*Do this*: Pull out every line with the word "name" from the entries below.

Records excerpted from a collection:
--- begin ---
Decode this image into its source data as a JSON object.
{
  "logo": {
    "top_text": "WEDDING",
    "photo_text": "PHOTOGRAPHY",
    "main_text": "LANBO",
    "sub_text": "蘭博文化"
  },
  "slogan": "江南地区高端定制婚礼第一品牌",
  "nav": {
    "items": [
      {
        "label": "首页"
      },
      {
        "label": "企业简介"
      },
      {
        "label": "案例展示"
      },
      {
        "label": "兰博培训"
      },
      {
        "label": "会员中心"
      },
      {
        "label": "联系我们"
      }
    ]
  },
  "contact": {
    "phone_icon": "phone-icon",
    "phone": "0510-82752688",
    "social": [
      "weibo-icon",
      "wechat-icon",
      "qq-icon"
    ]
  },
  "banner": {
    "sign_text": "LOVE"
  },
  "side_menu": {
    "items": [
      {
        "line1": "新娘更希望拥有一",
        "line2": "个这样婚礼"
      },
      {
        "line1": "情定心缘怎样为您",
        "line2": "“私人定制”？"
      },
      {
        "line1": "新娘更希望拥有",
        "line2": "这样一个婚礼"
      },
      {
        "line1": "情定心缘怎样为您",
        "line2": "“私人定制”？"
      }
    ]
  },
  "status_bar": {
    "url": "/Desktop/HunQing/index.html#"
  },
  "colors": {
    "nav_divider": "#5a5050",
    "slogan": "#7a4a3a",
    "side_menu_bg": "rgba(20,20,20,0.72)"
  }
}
--- end ---
--- begin ---
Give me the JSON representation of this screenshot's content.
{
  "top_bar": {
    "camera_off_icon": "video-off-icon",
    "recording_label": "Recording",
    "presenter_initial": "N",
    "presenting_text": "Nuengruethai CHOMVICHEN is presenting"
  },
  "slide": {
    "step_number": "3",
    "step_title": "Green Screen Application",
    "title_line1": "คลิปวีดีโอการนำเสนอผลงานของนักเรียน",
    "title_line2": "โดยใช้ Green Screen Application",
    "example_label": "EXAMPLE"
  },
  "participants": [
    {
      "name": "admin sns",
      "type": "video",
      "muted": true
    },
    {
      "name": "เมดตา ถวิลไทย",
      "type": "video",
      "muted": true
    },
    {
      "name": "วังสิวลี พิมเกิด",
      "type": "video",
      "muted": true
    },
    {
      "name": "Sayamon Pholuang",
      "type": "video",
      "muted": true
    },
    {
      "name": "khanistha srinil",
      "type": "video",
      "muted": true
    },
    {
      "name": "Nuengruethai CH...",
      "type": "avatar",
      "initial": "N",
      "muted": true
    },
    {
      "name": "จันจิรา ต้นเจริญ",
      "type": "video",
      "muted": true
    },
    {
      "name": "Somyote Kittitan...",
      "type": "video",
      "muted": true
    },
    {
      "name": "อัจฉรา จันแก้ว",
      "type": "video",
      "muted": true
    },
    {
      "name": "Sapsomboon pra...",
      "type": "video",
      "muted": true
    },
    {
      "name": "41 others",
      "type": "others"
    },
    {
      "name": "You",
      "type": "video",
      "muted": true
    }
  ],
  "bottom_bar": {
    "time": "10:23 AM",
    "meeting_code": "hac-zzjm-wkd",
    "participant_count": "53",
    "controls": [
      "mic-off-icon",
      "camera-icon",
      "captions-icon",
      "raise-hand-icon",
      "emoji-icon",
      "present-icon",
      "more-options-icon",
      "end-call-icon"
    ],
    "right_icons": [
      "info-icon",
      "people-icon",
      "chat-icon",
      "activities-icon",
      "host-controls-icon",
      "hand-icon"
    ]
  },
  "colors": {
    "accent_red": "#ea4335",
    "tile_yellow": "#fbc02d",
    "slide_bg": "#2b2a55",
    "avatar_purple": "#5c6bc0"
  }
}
--- end ---
*Solution to this task*:
      "name": "admin sns",
      "name": "เมดตา ถวิลไทย",
      "name": "วังสิวลี พิมเกิด",
      "name": "Sayamon Pholuang",
      "name": "khanistha srinil",
      "name": "Nuengruethai CH...",
      "name": "จันจิรา ต้นเจริญ",
      "name": "Somyote Kittitan...",
      "name": "อัจฉรา จันแก้ว",
      "name": "Sapsomboon pra...",
      "name": "41 others",
      "name": "You",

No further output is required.